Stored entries
-=-=-

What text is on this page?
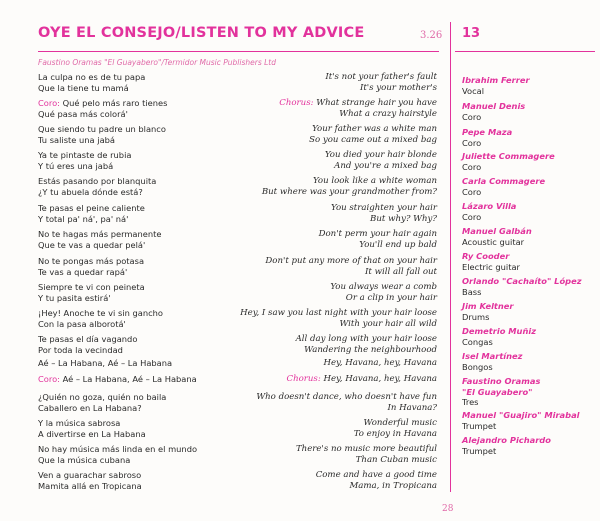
OYE EL CONSEJO/LISTEN TO MY ADVICE	3.26 13
Faustino Oramas "El Guayabero"/Termidor Music Publishers Ltd
La culpa no es de tu papa
Que la tiene tu mamá
It's not your father's fault
It's your mother's
Coro: Qué pelo más raro tienes
Qué pasa más colorá'
Chorus: What strange hair you have
What a crazy hairstyle
Que siendo tu padre un blanco
Tu saliste una jabá
Your father was a white man
So you came out a mixed bag
Ya te pintaste de rubia
Y tú eres una jabá
You died your hair blonde
And you're a mixed bag
Estás pasando por blanquita
¿Y tu abuela dónde está?
You look like a white woman
But where was your grandmother from?
Te pasas el peine caliente
Y total pa' ná', pa' ná'
You straighten your hair
But why? Why?
No te hagas más permanente
Que te vas a quedar pelá'
Don't perm your hair again
You'll end up bald
No te pongas más potasa
Te vas a quedar rapá'
Don't put any more of that on your hair
It will all fall out
Siempre te vi con peineta
Y tu pasita estirá'
You always wear a comb
Or a clip in your hair
¡Hey! Anoche te vi sin gancho
Con la pasa alborotá'
Hey, I saw you last night with your hair loose
With your hair all wild
Te pasas el día vagando
Por toda la vecindad
All day long with your hair loose
Wandering the neighbourhood
Aé – La Habana, Aé – La Habana	Hey, Havana, hey, Havana
Coro: Aé – La Habana, Aé – La Habana	Chorus: Hey, Havana, hey, Havana
¿Quién no goza, quién no baila
Caballero en La Habana?
Who doesn't dance, who doesn't have fun
In Havana?
Y la música sabrosa
A divertirse en La Habana
Wonderful music
To enjoy in Havana
No hay música más linda en el mundo
Que la música cubana
There's no music more beautiful
Than Cuban music
Ven a guarachar sabroso
Mamita allá en Tropicana
Come and have a good time
Mama, in Tropicana
Ibrahim Ferrer
Vocal
Manuel Denis
Coro
Pepe Maza
Coro
Juliette Commagere
Coro
Carla Commagere
Coro
Lázaro Villa
Coro
Manuel Galbán
Acoustic guitar
Ry Cooder
Electric guitar
Orlando "Cachaíto" López
Bass
Jim Keltner
Drums
Demetrio Muñiz
Congas
Isel Martínez
Bongos
Faustino Oramas
"El Guayabero"
Tres
Manuel "Guajiro" Mirabal
Trumpet
Alejandro Pichardo
Trumpet
28
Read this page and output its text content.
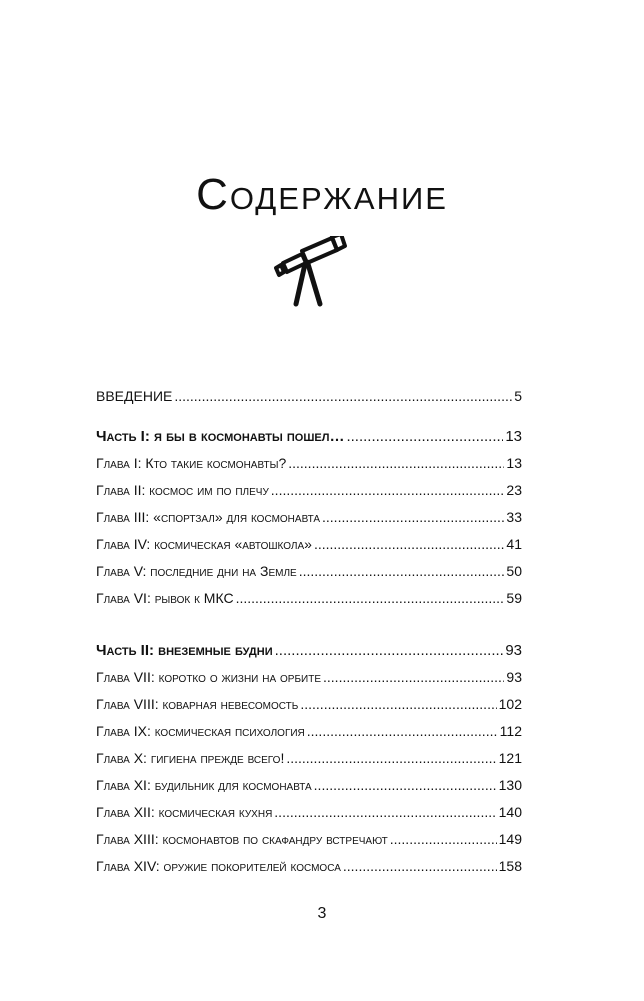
Содержание
ВВЕДЕНИЕ .....	5
Часть I: я бы в космонавты пошел… .....	13
Глава I: Кто такие космонавты? .....	13
Глава II: космос им по плечу .....	23
Глава III: «спортзал» для космонавта .....	33
Глава IV: космическая «автошкола» .....	41
Глава V: последние дни на Земле .....	50
Глава VI: рывок к МКС .....	59
Часть II: внеземные будни .....	93
Глава VII: коротко о жизни на орбите .....	93
Глава VIII: коварная невесомость .....	102
Глава IX: космическая психология .....	112
Глава X: гигиена прежде всего! .....	121
Глава XI: будильник для космонавта .....	130
Глава XII: космическая кухня .....	140
Глава XIII: космонавтов по скафандру встречают .....	149
Глава XIV: оружие покорителей космоса .....	158
3
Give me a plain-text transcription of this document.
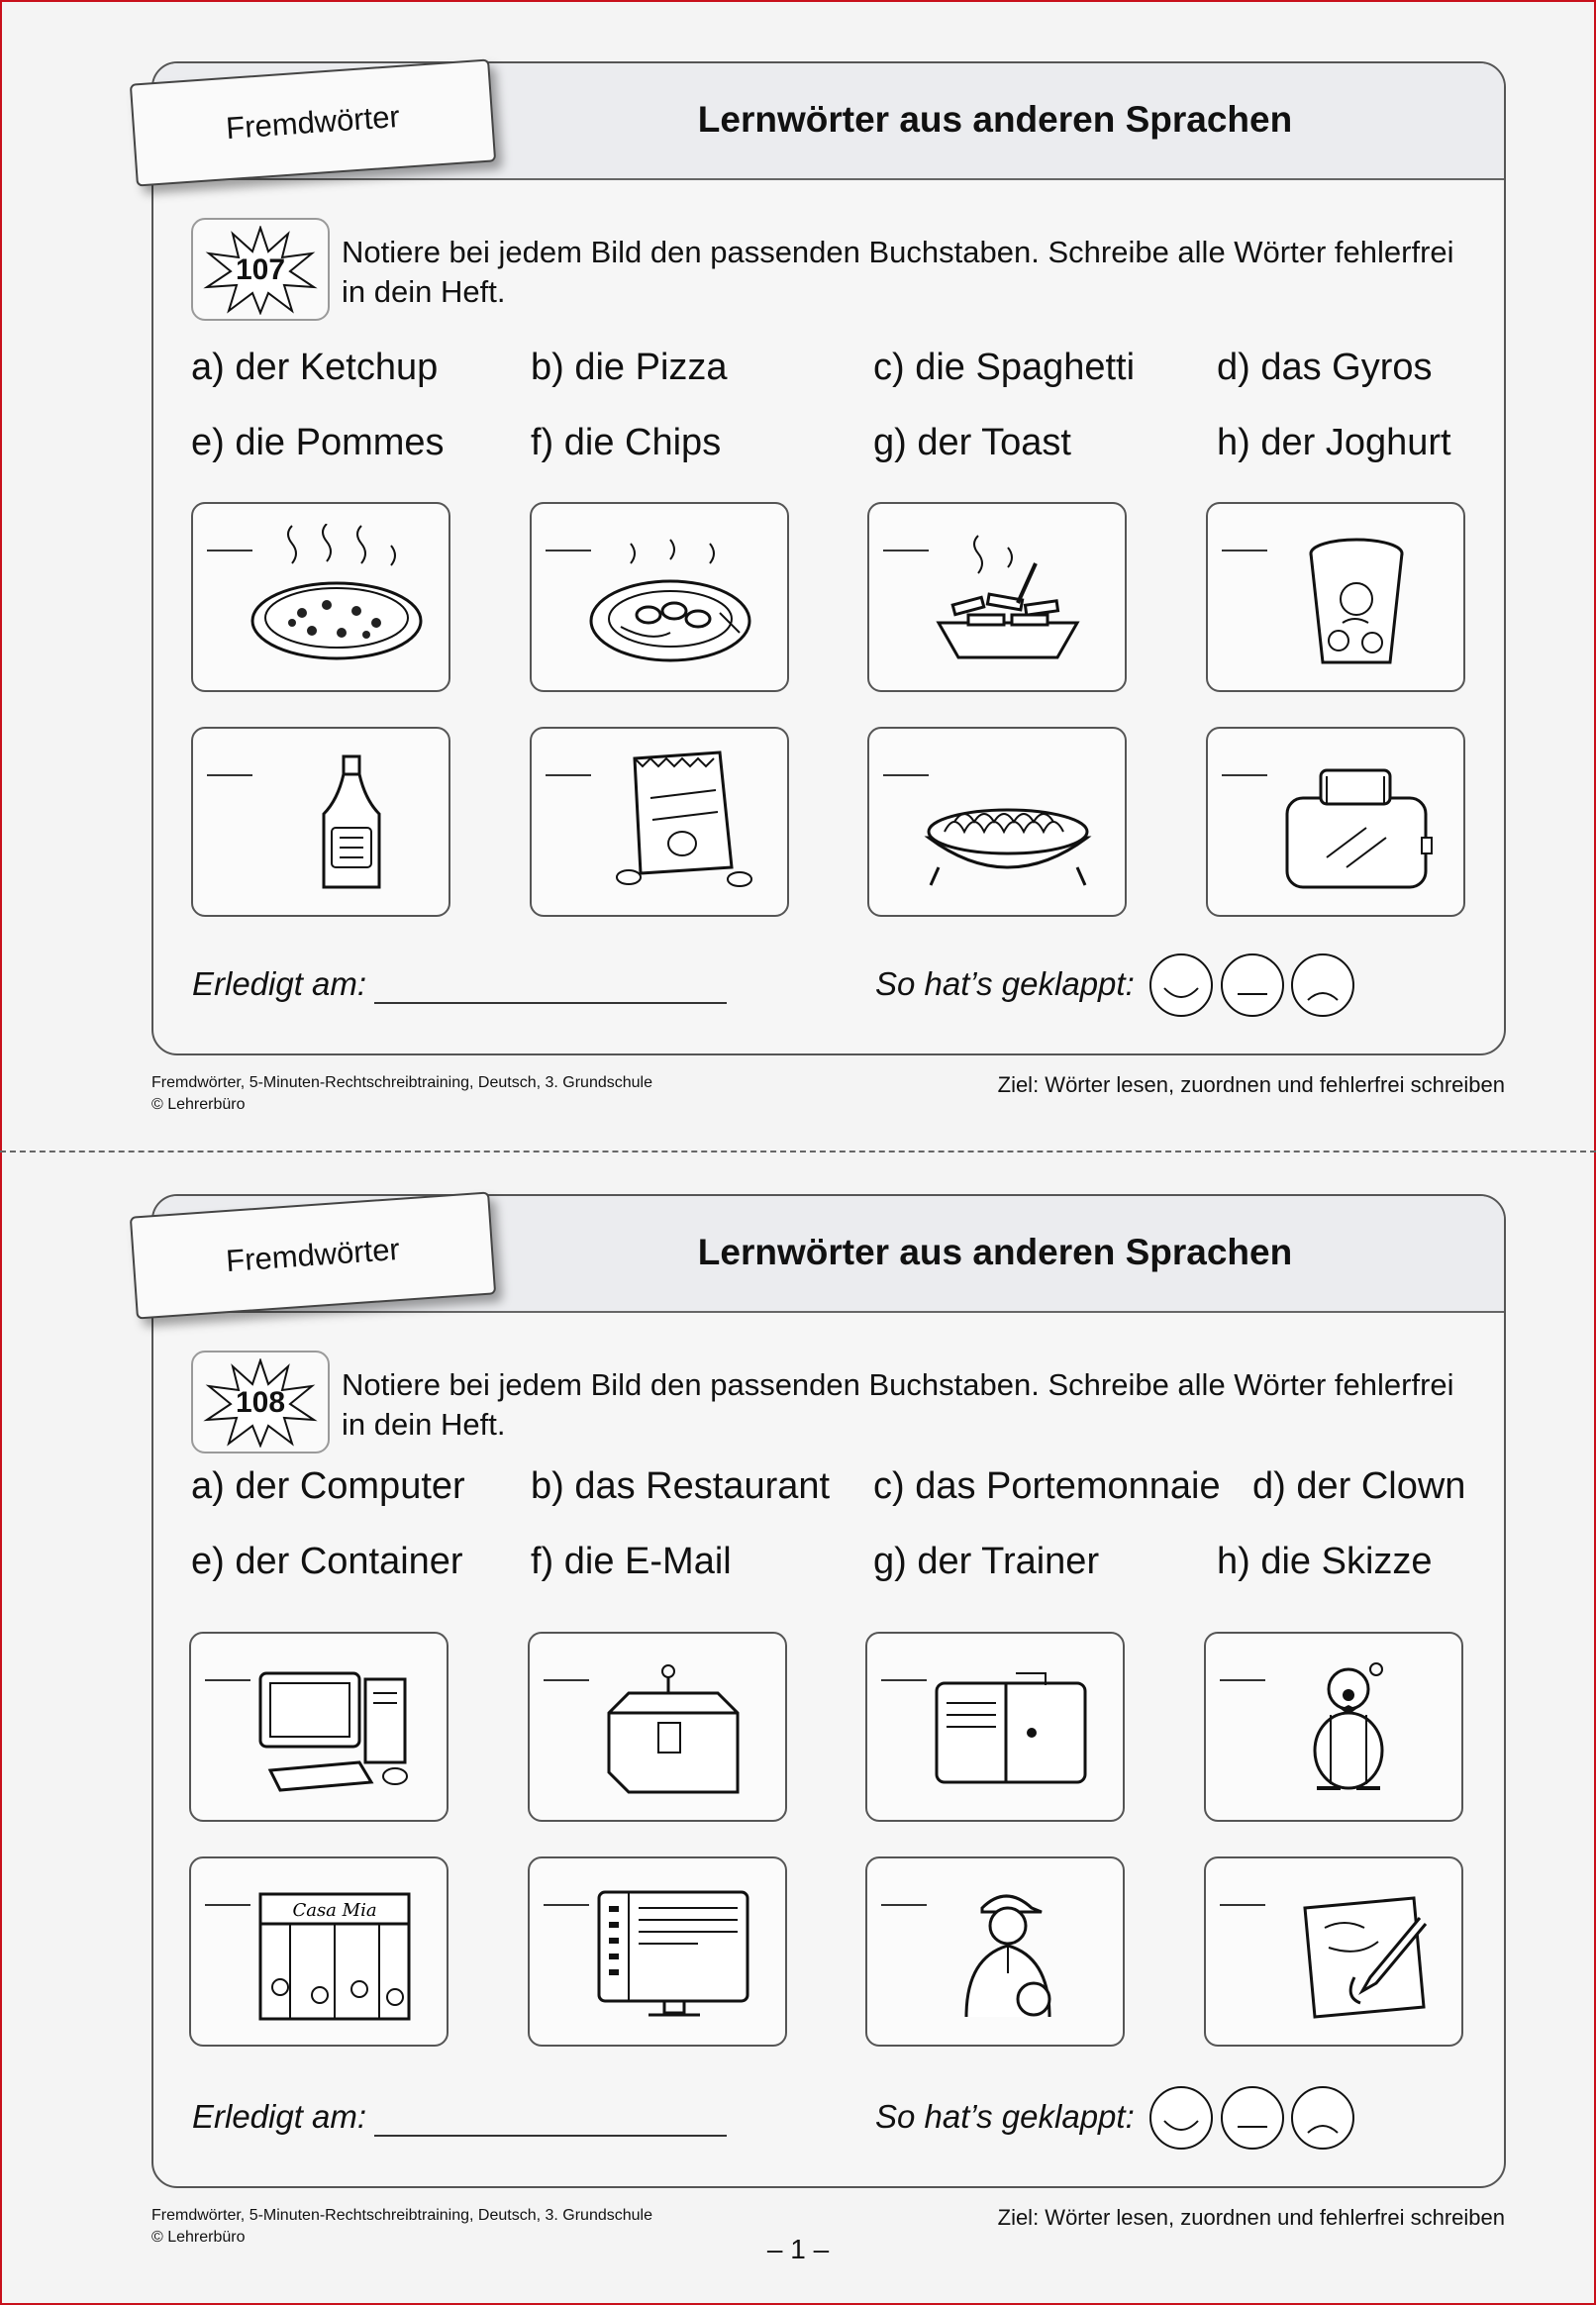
Lernwörter aus anderen Sprachen
Fremdwörter
107
Notiere bei jedem Bild den passenden Buchstaben. Schreibe alle Wörter fehlerfrei in dein Heft.
a) der Ketchup b) die Pizza	c) die Spaghetti d) das Gyros
e) die Pommes f) die Chips	g) der Toast	h) der Joghurt
Erledigt am:	So hat’s geklappt:
Fremdwörter, 5-Minuten-Rechtschreibtraining, Deutsch, 3. Grundschule
© Lehrerbüro
Ziel: Wörter lesen, zuordnen und fehlerfrei schreiben
Lernwörter aus anderen Sprachen
Fremdwörter
108
Notiere bei jedem Bild den passenden Buchstaben. Schreibe alle Wörter fehlerfrei in dein Heft.
a) der Computer b) das Restaurant c) das Portemonnaie d) der Clown
e) der Container f) die E-Mail	g) der Trainer	h) die Skizze
Casa Mia
Erledigt am:	So hat’s geklappt:
Fremdwörter, 5-Minuten-Rechtschreibtraining, Deutsch, 3. Grundschule
© Lehrerbüro
Ziel: Wörter lesen, zuordnen und fehlerfrei schreiben
– 1 –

-=-=-

### Exercise details
From the records given above, copy all lines containing "Chorus".

### Output below
Chorus: What strange hair you have
Coro: Aé – La Habana, Aé – La Habana	Chorus: Hey, Havana, hey, Havana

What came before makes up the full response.